• [Excerpted passage]:
* * * *
Inclusive Trees can be used for both IP and non-IP data multicast
traffic, while Selective Trees can be used only for IP multicast data
traffic.
A variety of transport technologies may be used in the backbone. For
inclusive trees, these transport technologies include point-to-
multipoint LSPs created by RSVP-TE or mLDP. For selective trees, only
unicast PE-PE tunnels (using MPLS or IP/GRE encapsulation) and
unidirectional single-source trees are supported, and the supported
tree signaling protocols are RSVP-TE, and mLDP.
This document also describes the data plane encapsulations for
supporting the various SP multicast transport options.
6.2. BGP-Based VPLS Membership Auto-Discovery
In order to establish Inclusive multicast trees for one or more VPLSs
the root of the tree must be able to discover the other PEs that have
membership in one or more of these VPLSs. This document uses the BGP-
based procedures described in [RFC4761] and [L2VPN-SIG] for
discovering the VPLS membership of all PEs.
6.3. IP Multicast Group Membership Discovery
The setup of a Selective P-tree for one or more IP multicast (S, G)s
requires the ingress PE to learn the PEs that have receivers in one
or more of these (S, G)s. For discovering the IP multicast group
membership, procedures described in [VPLS-CTRL] should be used.
* * * *
• [Listing]:

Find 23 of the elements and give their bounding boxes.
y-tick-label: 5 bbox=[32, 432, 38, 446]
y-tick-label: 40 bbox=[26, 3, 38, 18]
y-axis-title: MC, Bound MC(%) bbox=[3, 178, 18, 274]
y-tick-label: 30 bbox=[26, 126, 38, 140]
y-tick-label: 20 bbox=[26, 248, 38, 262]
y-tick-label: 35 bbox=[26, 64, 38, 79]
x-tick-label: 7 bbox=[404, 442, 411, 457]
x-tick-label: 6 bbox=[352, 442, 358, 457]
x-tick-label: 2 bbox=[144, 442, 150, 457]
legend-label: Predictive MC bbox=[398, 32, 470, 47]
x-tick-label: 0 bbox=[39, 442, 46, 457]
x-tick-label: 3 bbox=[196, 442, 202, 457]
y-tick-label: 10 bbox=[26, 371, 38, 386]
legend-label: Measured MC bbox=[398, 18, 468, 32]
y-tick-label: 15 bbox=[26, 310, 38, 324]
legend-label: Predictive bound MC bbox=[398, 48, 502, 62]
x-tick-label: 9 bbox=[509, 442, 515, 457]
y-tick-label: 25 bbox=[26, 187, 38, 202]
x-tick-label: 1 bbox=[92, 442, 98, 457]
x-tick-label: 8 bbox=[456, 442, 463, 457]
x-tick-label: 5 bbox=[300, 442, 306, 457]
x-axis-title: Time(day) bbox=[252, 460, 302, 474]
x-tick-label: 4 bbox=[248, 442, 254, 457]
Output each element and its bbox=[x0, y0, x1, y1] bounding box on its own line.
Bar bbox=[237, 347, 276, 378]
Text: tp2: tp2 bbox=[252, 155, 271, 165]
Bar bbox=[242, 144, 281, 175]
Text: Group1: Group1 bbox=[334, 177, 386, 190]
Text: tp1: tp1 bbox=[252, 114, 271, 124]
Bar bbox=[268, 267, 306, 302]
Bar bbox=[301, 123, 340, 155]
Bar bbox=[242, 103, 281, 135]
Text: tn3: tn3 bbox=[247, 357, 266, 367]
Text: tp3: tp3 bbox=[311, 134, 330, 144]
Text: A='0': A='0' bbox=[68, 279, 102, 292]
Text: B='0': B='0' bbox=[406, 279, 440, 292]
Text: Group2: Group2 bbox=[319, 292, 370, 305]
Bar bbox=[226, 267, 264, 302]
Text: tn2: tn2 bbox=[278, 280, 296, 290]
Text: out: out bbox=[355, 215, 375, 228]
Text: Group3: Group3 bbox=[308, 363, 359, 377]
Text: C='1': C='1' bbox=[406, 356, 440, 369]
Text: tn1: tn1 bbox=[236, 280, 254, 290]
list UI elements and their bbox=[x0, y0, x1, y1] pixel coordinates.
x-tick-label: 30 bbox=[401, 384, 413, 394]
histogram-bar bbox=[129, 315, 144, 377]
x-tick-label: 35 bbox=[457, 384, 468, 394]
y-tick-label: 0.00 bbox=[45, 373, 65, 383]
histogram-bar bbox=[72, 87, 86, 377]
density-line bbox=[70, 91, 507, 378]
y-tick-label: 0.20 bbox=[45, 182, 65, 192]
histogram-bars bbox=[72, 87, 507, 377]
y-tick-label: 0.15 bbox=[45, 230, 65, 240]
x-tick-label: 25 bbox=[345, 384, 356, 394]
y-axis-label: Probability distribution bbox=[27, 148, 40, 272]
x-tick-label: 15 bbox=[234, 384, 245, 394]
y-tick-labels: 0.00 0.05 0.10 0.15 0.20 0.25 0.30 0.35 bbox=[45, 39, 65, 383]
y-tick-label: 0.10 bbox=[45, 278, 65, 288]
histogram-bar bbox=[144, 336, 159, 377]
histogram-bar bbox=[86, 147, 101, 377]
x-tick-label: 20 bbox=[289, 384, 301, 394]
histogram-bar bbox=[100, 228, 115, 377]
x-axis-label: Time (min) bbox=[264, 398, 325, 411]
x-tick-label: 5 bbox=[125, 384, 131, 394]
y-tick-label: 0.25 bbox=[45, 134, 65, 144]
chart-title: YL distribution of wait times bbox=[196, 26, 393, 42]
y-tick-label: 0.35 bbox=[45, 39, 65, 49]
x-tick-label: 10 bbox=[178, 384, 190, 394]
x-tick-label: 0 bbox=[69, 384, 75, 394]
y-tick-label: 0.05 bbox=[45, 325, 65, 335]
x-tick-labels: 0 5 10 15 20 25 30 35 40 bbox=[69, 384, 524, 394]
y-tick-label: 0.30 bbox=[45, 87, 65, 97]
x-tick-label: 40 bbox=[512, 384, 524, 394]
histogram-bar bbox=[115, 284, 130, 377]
* * * *
• [Things to do]:
- a) According to the VPLS multicast passage, what kind of traffic can Selective Trees carry?
- b) Reproduce the VPLS multicast passage between "A variety of" and "RSVP-TE, and mLDP.", inclusive.
Answer using only the VPLS multicast passage.

• [Exercise responses]:
- a) Selective Trees can carry only IP multicast data traffic.

- b)
A variety of transport technologies may be used in the backbone. For
inclusive trees, these transport technologies include point-to-
multipoint LSPs created by RSVP-TE or mLDP. For selective trees, only
unicast PE-PE tunnels (using MPLS or IP/GRE encapsulation) and
unidirectional single-source trees are supported, and the supported
tree signaling protocols are RSVP-TE, and mLDP.